Locate each line of the material that contains "object", then return it.
*** Stored rows
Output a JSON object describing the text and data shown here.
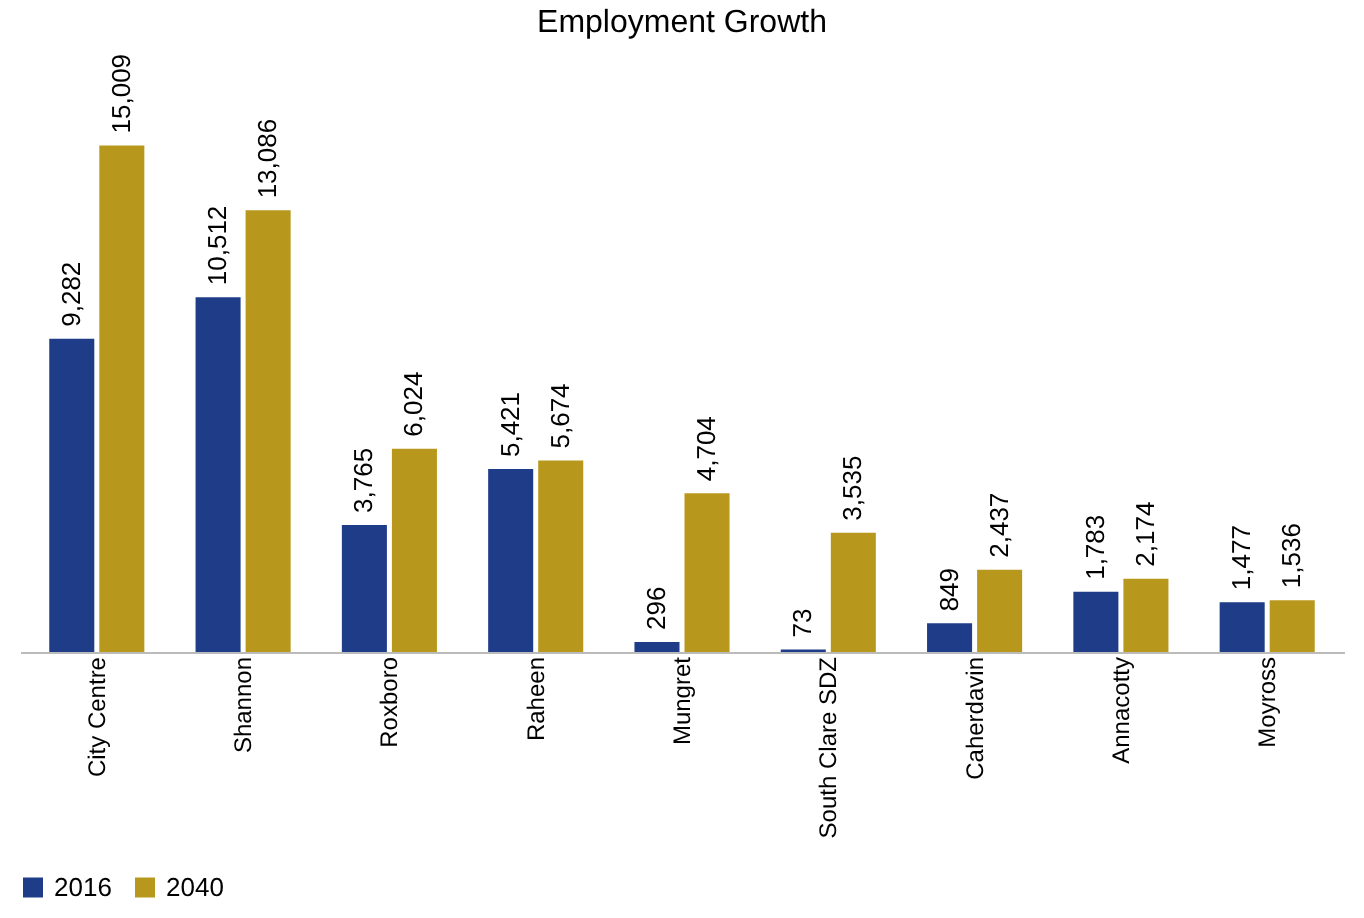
{
  "chart_data": {
    "type": "bar",
    "title": "Employment Growth",
    "categories": [
      "City Centre",
      "Shannon",
      "Roxboro",
      "Raheen",
      "Mungret",
      "South Clare SDZ",
      "Caherdavin",
      "Annacotty",
      "Moyross"
    ],
    "series": [
      {
        "name": "2016",
        "color": "#1f3c88",
        "values": [
          9282,
          10512,
          3765,
          5421,
          296,
          73,
          849,
          1783,
          1477
        ],
        "value_labels": [
          "9,282",
          "10,512",
          "3,765",
          "5,421",
          "296",
          "73",
          "849",
          "1,783",
          "1,477"
        ]
      },
      {
        "name": "2040",
        "color": "#b8981c",
        "values": [
          15009,
          13086,
          6024,
          5674,
          4704,
          3535,
          2437,
          2174,
          1536
        ],
        "value_labels": [
          "15,009",
          "13,086",
          "6,024",
          "5,674",
          "4,704",
          "3,535",
          "2,437",
          "2,174",
          "1,536"
        ]
      }
    ],
    "legend": "bottom",
    "grid": false
  }
}
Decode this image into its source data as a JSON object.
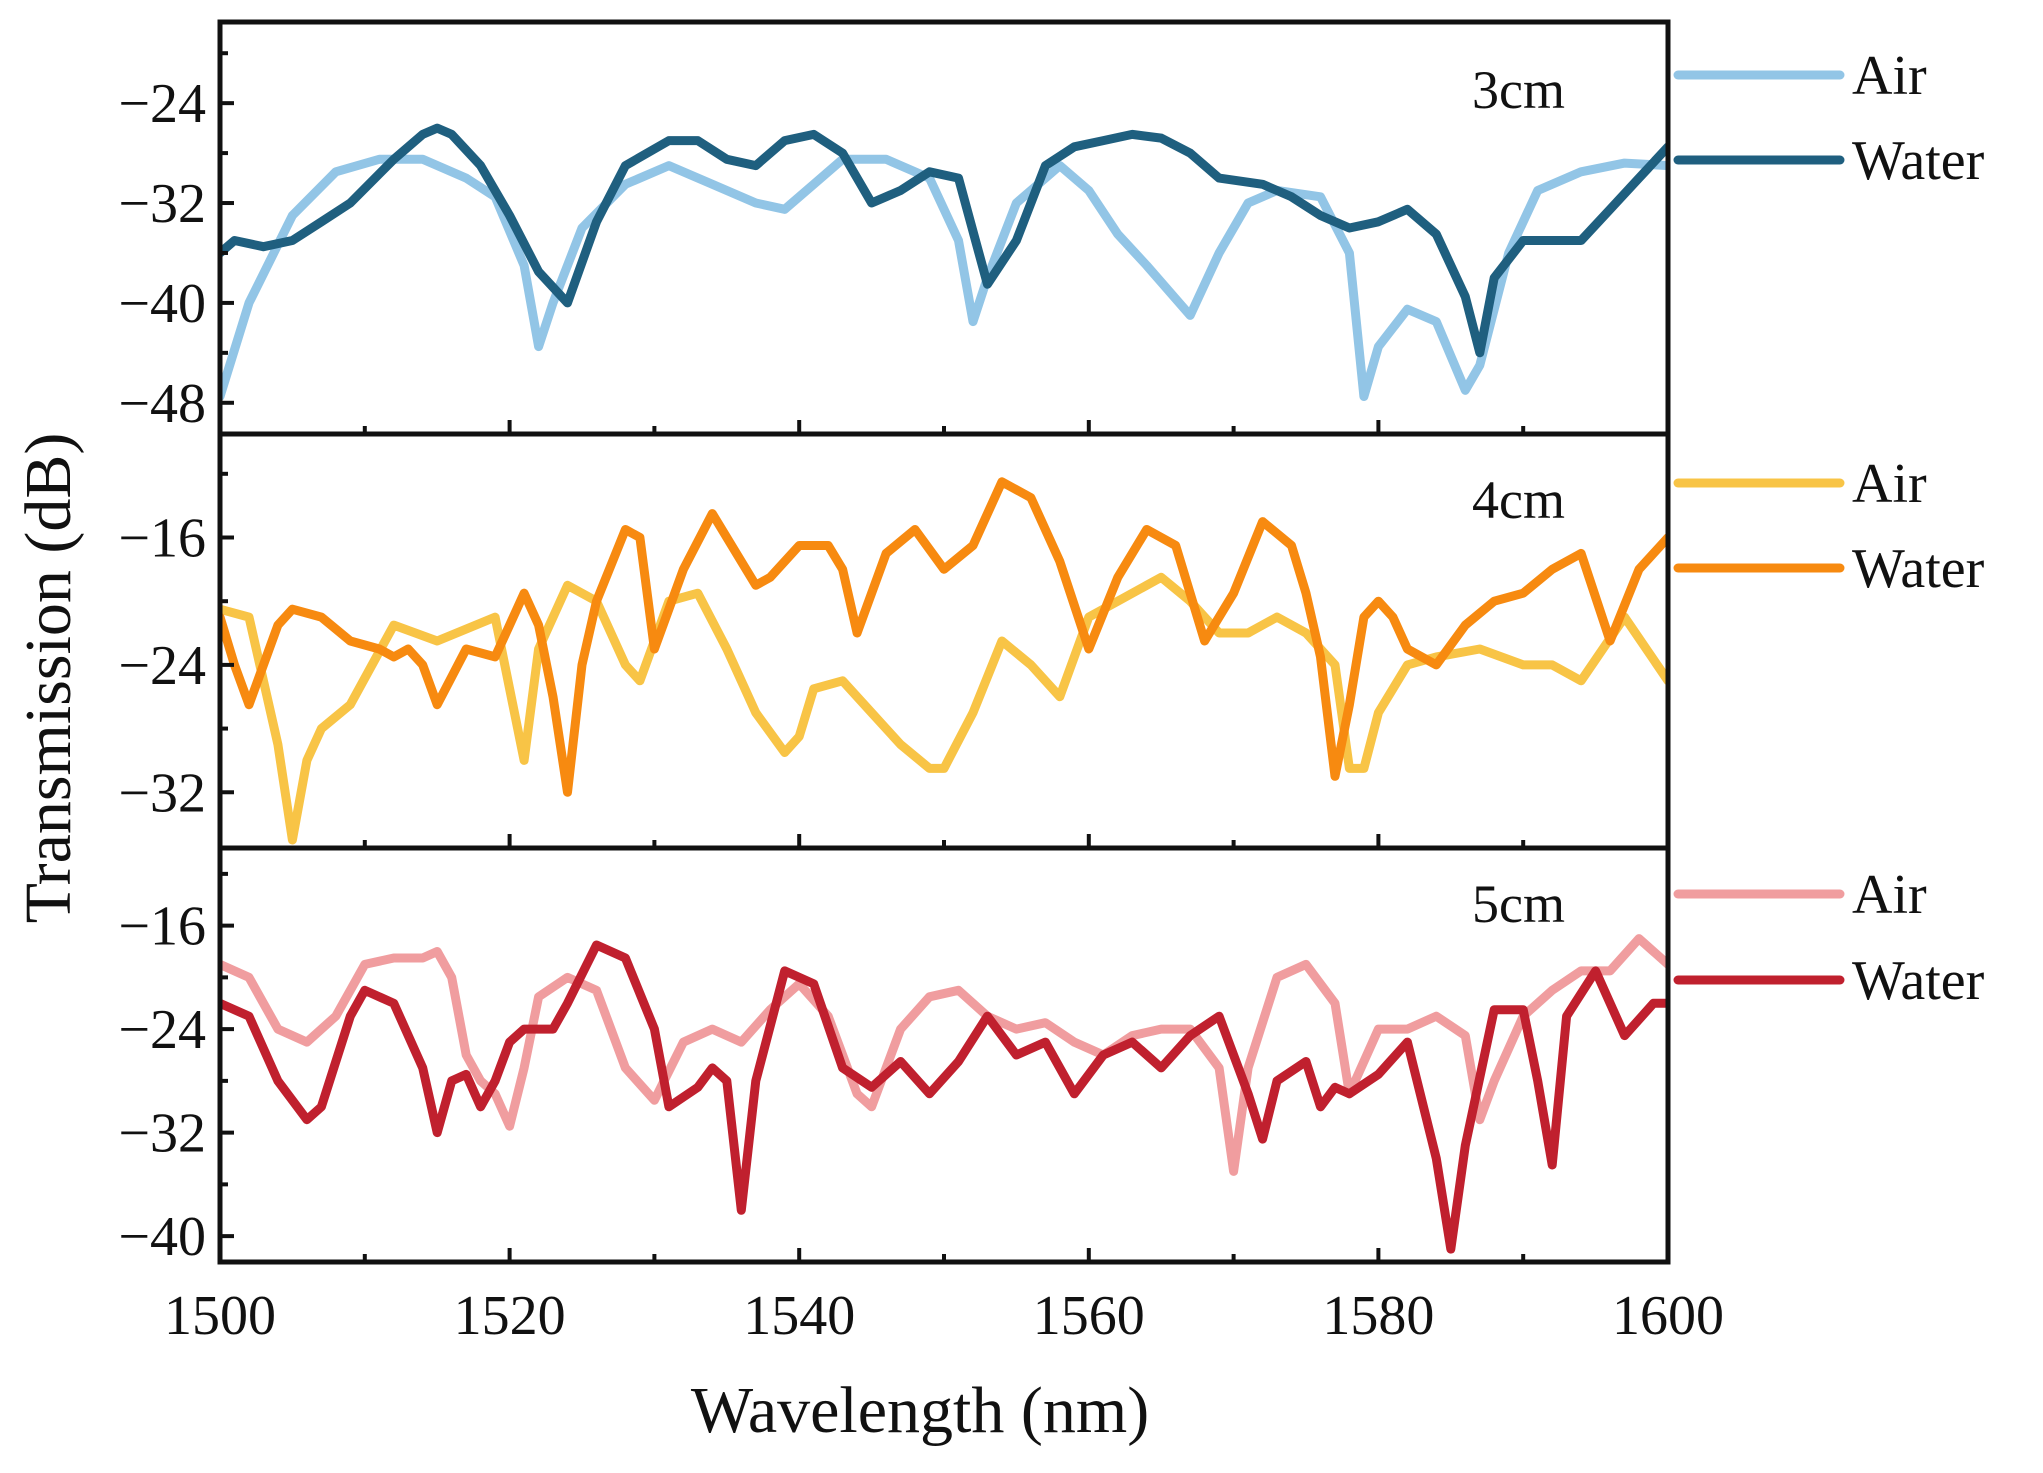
{
  "figure": {
    "xlabel": "Wavelength (nm)",
    "ylabel": "Transmission (dB)"
  },
  "chart_data": [
    {
      "type": "line",
      "title": "3cm",
      "xlabel": "Wavelength (nm)",
      "ylabel": "Transmission (dB)",
      "xlim": [
        1500,
        1600
      ],
      "ylim": [
        -50.5,
        -17.5
      ],
      "xticks": [
        1500,
        1520,
        1540,
        1560,
        1580,
        1600
      ],
      "yticks": [
        -48,
        -40,
        -32,
        -24
      ],
      "ytick_labels": [
        "−48",
        "−40",
        "−32",
        "−24"
      ],
      "legend": "right-outside",
      "series": [
        {
          "name": "Air",
          "color": "#92c5e6",
          "x": [
            1500,
            1502,
            1505,
            1508,
            1511,
            1514,
            1517,
            1519,
            1521,
            1522,
            1523,
            1525,
            1528,
            1531,
            1534,
            1537,
            1539,
            1541,
            1543,
            1546,
            1549,
            1551,
            1552,
            1553,
            1555,
            1557,
            1558,
            1560,
            1562,
            1564,
            1567,
            1569,
            1571,
            1573,
            1576,
            1578,
            1579,
            1580,
            1582,
            1584,
            1586,
            1587,
            1589,
            1591,
            1594,
            1597,
            1600
          ],
          "y": [
            -47.5,
            -40,
            -33,
            -29.5,
            -28.5,
            -28.5,
            -30,
            -31.5,
            -37,
            -43.5,
            -40,
            -34,
            -30.5,
            -29,
            -30.5,
            -32,
            -32.5,
            -30.5,
            -28.5,
            -28.5,
            -30,
            -35,
            -41.5,
            -38,
            -32,
            -30,
            -29,
            -31,
            -34.5,
            -37,
            -41,
            -36,
            -32,
            -31,
            -31.5,
            -36,
            -47.5,
            -43.5,
            -40.5,
            -41.5,
            -47,
            -45,
            -36,
            -31,
            -29.5,
            -28.8,
            -29
          ]
        },
        {
          "name": "Water",
          "color": "#1f5f7f",
          "x": [
            1500,
            1501,
            1503,
            1505,
            1507,
            1509,
            1512,
            1514,
            1515,
            1516,
            1518,
            1520,
            1522,
            1524,
            1526,
            1528,
            1531,
            1533,
            1535,
            1537,
            1539,
            1541,
            1543,
            1545,
            1547,
            1549,
            1551,
            1553,
            1555,
            1557,
            1559,
            1561,
            1563,
            1565,
            1567,
            1569,
            1572,
            1574,
            1576,
            1578,
            1580,
            1582,
            1584,
            1586,
            1587,
            1588,
            1590,
            1592,
            1594,
            1596,
            1598,
            1600
          ],
          "y": [
            -36,
            -35,
            -35.5,
            -35,
            -33.5,
            -32,
            -28.5,
            -26.5,
            -26,
            -26.5,
            -29,
            -33,
            -37.5,
            -40,
            -33.5,
            -29,
            -27,
            -27,
            -28.5,
            -29,
            -27,
            -26.5,
            -28,
            -32,
            -31,
            -29.5,
            -30,
            -38.5,
            -35,
            -29,
            -27.5,
            -27,
            -26.5,
            -26.8,
            -28,
            -30,
            -30.5,
            -31.5,
            -33,
            -34,
            -33.5,
            -32.5,
            -34.5,
            -39.5,
            -44,
            -38,
            -35,
            -35,
            -35,
            -32.5,
            -30,
            -27.5
          ]
        }
      ]
    },
    {
      "type": "line",
      "title": "4cm",
      "xlabel": "Wavelength (nm)",
      "ylabel": "Transmission (dB)",
      "xlim": [
        1500,
        1600
      ],
      "ylim": [
        -35.5,
        -9.5
      ],
      "xticks": [
        1500,
        1520,
        1540,
        1560,
        1580,
        1600
      ],
      "yticks": [
        -32,
        -24,
        -16
      ],
      "ytick_labels": [
        "−32",
        "−24",
        "−16"
      ],
      "legend": "right-outside",
      "series": [
        {
          "name": "Air",
          "color": "#f8c446",
          "x": [
            1500,
            1502,
            1504,
            1505,
            1506,
            1507,
            1509,
            1512,
            1515,
            1519,
            1521,
            1522,
            1524,
            1526,
            1528,
            1529,
            1531,
            1533,
            1535,
            1537,
            1539,
            1540,
            1541,
            1543,
            1545,
            1547,
            1549,
            1550,
            1552,
            1554,
            1556,
            1558,
            1560,
            1562,
            1565,
            1567,
            1569,
            1571,
            1573,
            1575,
            1577,
            1578,
            1579,
            1580,
            1582,
            1584,
            1587,
            1590,
            1592,
            1594,
            1597,
            1600
          ],
          "y": [
            -20.5,
            -21,
            -29,
            -35,
            -30,
            -28,
            -26.5,
            -21.5,
            -22.5,
            -21,
            -30,
            -23,
            -19,
            -20,
            -24,
            -25,
            -20,
            -19.5,
            -23,
            -27,
            -29.5,
            -28.5,
            -25.5,
            -25,
            -27,
            -29,
            -30.5,
            -30.5,
            -27,
            -22.5,
            -24,
            -26,
            -21,
            -20,
            -18.5,
            -20,
            -22,
            -22,
            -21,
            -22,
            -24,
            -30.5,
            -30.5,
            -27,
            -24,
            -23.5,
            -23,
            -24,
            -24,
            -25,
            -21,
            -25
          ]
        },
        {
          "name": "Water",
          "color": "#f78a10",
          "x": [
            1500,
            1501,
            1502,
            1504,
            1505,
            1507,
            1509,
            1511,
            1512,
            1513,
            1514,
            1515,
            1517,
            1519,
            1520,
            1521,
            1522,
            1523,
            1524,
            1525,
            1526,
            1528,
            1529,
            1530,
            1532,
            1534,
            1536,
            1537,
            1538,
            1540,
            1542,
            1543,
            1544,
            1546,
            1548,
            1550,
            1552,
            1554,
            1556,
            1558,
            1560,
            1562,
            1564,
            1566,
            1568,
            1570,
            1572,
            1574,
            1575,
            1576,
            1577,
            1578,
            1579,
            1580,
            1581,
            1582,
            1584,
            1586,
            1588,
            1590,
            1592,
            1594,
            1596,
            1598,
            1600
          ],
          "y": [
            -21,
            -24,
            -26.5,
            -21.5,
            -20.5,
            -21,
            -22.5,
            -23,
            -23.5,
            -23,
            -24,
            -26.5,
            -23,
            -23.5,
            -21.5,
            -19.5,
            -21.5,
            -26,
            -32,
            -24,
            -20,
            -15.5,
            -16,
            -23,
            -18,
            -14.5,
            -17.5,
            -19,
            -18.5,
            -16.5,
            -16.5,
            -18,
            -22,
            -17,
            -15.5,
            -18,
            -16.5,
            -12.5,
            -13.5,
            -17.5,
            -23,
            -18.5,
            -15.5,
            -16.5,
            -22.5,
            -19.5,
            -15,
            -16.5,
            -19.5,
            -23.5,
            -31,
            -26.5,
            -21,
            -20,
            -21,
            -23,
            -24,
            -21.5,
            -20,
            -19.5,
            -18,
            -17,
            -22.5,
            -18,
            -16
          ]
        }
      ]
    },
    {
      "type": "line",
      "title": "5cm",
      "xlabel": "Wavelength (nm)",
      "ylabel": "Transmission (dB)",
      "xlim": [
        1500,
        1600
      ],
      "ylim": [
        -42,
        -10
      ],
      "xticks": [
        1500,
        1520,
        1540,
        1560,
        1580,
        1600
      ],
      "yticks": [
        -40,
        -32,
        -24,
        -16
      ],
      "ytick_labels": [
        "−40",
        "−32",
        "−24",
        "−16"
      ],
      "legend": "right-outside",
      "series": [
        {
          "name": "Air",
          "color": "#f09d9f",
          "x": [
            1500,
            1502,
            1504,
            1506,
            1508,
            1510,
            1512,
            1514,
            1515,
            1516,
            1517,
            1518,
            1519,
            1520,
            1521,
            1522,
            1524,
            1526,
            1528,
            1530,
            1532,
            1534,
            1536,
            1538,
            1540,
            1542,
            1544,
            1545,
            1547,
            1549,
            1551,
            1553,
            1555,
            1557,
            1559,
            1561,
            1563,
            1565,
            1567,
            1569,
            1570,
            1571,
            1573,
            1575,
            1577,
            1578,
            1580,
            1582,
            1584,
            1586,
            1587,
            1588,
            1590,
            1592,
            1594,
            1596,
            1598,
            1600
          ],
          "y": [
            -19,
            -20,
            -24,
            -25,
            -23,
            -19,
            -18.5,
            -18.5,
            -18,
            -20,
            -26,
            -28,
            -29,
            -31.5,
            -27,
            -21.5,
            -20,
            -21,
            -27,
            -29.5,
            -25,
            -24,
            -25,
            -22.5,
            -20.5,
            -23,
            -29,
            -30,
            -24,
            -21.5,
            -21,
            -23,
            -24,
            -23.5,
            -25,
            -26,
            -24.5,
            -24,
            -24,
            -27,
            -35,
            -27,
            -20,
            -19,
            -22,
            -29,
            -24,
            -24,
            -23,
            -24.5,
            -31,
            -28,
            -23,
            -21,
            -19.5,
            -19.5,
            -17,
            -19
          ]
        },
        {
          "name": "Water",
          "color": "#c0202e",
          "x": [
            1500,
            1502,
            1504,
            1506,
            1507,
            1509,
            1510,
            1512,
            1514,
            1515,
            1516,
            1517,
            1518,
            1519,
            1520,
            1521,
            1523,
            1524,
            1526,
            1528,
            1530,
            1531,
            1533,
            1534,
            1535,
            1536,
            1537,
            1539,
            1541,
            1543,
            1545,
            1547,
            1549,
            1551,
            1553,
            1555,
            1557,
            1559,
            1561,
            1563,
            1565,
            1567,
            1569,
            1571,
            1572,
            1573,
            1575,
            1576,
            1577,
            1578,
            1580,
            1582,
            1584,
            1585,
            1586,
            1588,
            1590,
            1591,
            1592,
            1593,
            1595,
            1597,
            1599,
            1600
          ],
          "y": [
            -22,
            -23,
            -28,
            -31,
            -30,
            -23,
            -21,
            -22,
            -27,
            -32,
            -28,
            -27.5,
            -30,
            -28,
            -25,
            -24,
            -24,
            -22,
            -17.5,
            -18.5,
            -24,
            -30,
            -28.5,
            -27,
            -28,
            -38,
            -28,
            -19.5,
            -20.5,
            -27,
            -28.5,
            -26.5,
            -29,
            -26.5,
            -23,
            -26,
            -25,
            -29,
            -26,
            -25,
            -27,
            -24.5,
            -23,
            -29,
            -32.5,
            -28,
            -26.5,
            -30,
            -28.5,
            -29,
            -27.5,
            -25,
            -34,
            -41,
            -33,
            -22.5,
            -22.5,
            -28,
            -34.5,
            -23,
            -19.5,
            -24.5,
            -22,
            -22
          ]
        }
      ]
    }
  ]
}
******
▸ **Exercise answer**:
Output a JSON object describing the text and data shown here.
Decode this image into its source data as a JSON object.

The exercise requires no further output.